[GIVEN TASK] Your task is to output the entries below word for word.

_ _ _

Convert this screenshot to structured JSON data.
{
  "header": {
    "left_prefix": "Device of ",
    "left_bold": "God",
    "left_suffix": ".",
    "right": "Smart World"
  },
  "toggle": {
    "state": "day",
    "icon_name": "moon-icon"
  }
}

_ _ _

[OUTPUT OF THE EXERCISE]
Convert this screenshot to structured JSON data.
{
  "header": {
    "left_prefix": "Device of ",
    "left_bold": "God",
    "left_suffix": ".",
    "right": "Smart World"
  },
  "toggle": {
    "state": "day",
    "icon_name": "moon-icon"
  }
}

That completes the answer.